- PROBLEM DESCRIPTION:
State the number of lines below in which the word "JSON" appears. Nothing else belongs in the answer.

- MATERIAL:
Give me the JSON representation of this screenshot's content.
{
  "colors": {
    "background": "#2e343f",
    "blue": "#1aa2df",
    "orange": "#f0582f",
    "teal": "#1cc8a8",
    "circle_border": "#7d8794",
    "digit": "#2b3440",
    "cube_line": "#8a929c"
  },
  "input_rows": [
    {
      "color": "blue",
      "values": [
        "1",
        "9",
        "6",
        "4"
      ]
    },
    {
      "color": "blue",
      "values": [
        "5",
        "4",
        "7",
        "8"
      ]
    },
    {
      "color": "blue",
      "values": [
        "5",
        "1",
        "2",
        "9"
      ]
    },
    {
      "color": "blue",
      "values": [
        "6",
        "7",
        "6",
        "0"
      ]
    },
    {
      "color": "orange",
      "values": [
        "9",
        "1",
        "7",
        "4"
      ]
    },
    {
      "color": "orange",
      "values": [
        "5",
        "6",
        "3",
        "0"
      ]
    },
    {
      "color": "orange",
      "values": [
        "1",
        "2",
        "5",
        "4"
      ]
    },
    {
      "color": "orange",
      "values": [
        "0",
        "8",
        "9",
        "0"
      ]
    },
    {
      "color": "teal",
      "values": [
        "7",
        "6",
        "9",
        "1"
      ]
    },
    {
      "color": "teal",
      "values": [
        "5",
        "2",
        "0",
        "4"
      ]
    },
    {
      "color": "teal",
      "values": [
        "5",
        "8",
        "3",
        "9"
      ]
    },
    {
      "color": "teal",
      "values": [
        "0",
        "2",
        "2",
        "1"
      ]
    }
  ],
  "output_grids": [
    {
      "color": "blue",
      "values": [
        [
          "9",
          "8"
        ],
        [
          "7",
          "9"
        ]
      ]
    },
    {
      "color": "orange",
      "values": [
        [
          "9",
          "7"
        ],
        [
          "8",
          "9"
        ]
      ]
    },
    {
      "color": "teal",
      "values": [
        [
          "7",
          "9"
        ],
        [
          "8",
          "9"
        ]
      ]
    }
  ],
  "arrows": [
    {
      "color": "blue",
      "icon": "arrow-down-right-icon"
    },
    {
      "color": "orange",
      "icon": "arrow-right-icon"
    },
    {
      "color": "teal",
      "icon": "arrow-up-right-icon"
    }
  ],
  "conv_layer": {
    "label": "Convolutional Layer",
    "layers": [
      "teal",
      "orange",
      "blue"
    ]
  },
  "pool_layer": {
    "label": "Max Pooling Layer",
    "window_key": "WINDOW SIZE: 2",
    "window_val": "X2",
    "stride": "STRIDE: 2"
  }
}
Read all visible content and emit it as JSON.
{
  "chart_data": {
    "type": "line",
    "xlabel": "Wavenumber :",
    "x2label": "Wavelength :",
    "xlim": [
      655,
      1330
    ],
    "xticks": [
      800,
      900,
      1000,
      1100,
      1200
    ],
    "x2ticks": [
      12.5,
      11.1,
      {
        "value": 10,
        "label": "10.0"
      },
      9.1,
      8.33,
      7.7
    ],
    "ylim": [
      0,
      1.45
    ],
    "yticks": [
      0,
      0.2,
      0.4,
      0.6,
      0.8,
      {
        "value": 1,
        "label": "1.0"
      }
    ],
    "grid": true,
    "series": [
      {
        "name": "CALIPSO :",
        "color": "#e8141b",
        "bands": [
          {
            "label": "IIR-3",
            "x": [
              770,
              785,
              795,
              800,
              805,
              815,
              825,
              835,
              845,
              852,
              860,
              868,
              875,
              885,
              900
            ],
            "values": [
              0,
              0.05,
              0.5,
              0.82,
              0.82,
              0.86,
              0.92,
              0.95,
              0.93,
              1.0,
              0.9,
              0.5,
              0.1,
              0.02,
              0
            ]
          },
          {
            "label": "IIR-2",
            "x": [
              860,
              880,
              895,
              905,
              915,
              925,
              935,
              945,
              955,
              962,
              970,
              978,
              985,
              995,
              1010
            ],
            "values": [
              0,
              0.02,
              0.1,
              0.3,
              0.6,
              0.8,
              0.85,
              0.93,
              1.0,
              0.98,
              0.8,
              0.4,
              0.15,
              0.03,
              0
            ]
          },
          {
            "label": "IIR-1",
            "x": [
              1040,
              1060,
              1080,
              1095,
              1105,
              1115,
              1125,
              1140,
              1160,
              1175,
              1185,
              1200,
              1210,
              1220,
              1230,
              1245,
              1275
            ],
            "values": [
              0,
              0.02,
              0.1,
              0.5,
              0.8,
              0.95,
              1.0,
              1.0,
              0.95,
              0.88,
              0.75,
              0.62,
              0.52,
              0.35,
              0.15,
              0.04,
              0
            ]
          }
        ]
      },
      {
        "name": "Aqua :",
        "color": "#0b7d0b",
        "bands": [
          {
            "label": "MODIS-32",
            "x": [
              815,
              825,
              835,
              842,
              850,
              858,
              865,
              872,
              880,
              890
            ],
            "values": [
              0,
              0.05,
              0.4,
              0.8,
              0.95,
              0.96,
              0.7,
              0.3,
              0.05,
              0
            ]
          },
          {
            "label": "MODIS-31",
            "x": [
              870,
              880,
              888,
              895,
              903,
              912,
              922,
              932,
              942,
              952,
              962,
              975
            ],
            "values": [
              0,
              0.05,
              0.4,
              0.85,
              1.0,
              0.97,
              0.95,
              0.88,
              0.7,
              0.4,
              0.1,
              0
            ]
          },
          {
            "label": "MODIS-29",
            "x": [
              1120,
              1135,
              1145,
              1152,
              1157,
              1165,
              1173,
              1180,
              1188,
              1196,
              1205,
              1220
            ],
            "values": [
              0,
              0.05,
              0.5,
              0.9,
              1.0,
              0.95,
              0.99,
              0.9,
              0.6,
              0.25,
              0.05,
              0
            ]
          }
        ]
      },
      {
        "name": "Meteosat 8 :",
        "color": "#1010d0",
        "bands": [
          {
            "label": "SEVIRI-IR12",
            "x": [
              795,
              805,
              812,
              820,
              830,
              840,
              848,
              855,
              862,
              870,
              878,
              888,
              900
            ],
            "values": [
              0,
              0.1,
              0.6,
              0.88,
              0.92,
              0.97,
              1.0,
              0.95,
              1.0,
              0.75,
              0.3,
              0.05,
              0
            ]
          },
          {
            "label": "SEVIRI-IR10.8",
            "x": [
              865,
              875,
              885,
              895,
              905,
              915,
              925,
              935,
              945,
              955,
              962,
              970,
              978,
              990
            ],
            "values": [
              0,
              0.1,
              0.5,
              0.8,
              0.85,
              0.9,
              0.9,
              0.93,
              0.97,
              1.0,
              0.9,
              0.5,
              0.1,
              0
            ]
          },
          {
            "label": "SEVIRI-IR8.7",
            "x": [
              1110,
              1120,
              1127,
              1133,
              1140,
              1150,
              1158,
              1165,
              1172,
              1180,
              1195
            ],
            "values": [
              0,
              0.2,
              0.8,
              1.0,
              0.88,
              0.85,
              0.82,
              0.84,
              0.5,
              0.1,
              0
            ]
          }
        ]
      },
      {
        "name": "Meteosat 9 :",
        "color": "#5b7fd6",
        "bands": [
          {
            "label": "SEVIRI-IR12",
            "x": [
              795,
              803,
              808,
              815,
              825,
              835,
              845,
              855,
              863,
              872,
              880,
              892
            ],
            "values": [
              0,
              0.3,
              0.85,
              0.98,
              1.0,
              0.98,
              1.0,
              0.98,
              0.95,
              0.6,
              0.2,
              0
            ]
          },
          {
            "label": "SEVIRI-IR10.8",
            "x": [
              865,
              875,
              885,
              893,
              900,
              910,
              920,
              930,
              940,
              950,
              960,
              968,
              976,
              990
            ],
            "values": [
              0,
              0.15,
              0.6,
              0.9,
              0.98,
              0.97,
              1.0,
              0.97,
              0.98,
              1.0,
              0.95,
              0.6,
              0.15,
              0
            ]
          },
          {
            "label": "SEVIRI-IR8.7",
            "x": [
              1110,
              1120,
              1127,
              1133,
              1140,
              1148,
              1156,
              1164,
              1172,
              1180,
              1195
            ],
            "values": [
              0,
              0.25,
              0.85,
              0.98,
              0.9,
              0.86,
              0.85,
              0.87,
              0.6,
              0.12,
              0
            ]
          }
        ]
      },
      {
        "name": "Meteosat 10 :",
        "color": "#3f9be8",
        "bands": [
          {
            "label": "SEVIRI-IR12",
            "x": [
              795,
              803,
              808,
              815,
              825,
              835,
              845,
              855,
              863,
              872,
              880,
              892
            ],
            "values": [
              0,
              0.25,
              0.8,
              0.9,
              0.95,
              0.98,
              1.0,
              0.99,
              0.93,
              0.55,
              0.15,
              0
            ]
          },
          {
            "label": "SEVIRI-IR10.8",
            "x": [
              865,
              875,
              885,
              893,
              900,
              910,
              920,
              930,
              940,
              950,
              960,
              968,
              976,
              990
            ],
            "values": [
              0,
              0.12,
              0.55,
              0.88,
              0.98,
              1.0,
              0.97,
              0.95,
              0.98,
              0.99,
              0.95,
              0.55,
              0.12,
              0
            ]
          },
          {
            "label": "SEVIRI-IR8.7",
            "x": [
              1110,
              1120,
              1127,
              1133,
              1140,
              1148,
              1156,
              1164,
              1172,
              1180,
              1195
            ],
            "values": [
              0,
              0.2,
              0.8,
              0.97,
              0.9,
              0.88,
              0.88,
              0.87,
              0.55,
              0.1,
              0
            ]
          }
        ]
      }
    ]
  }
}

- TASK ANSWER:
2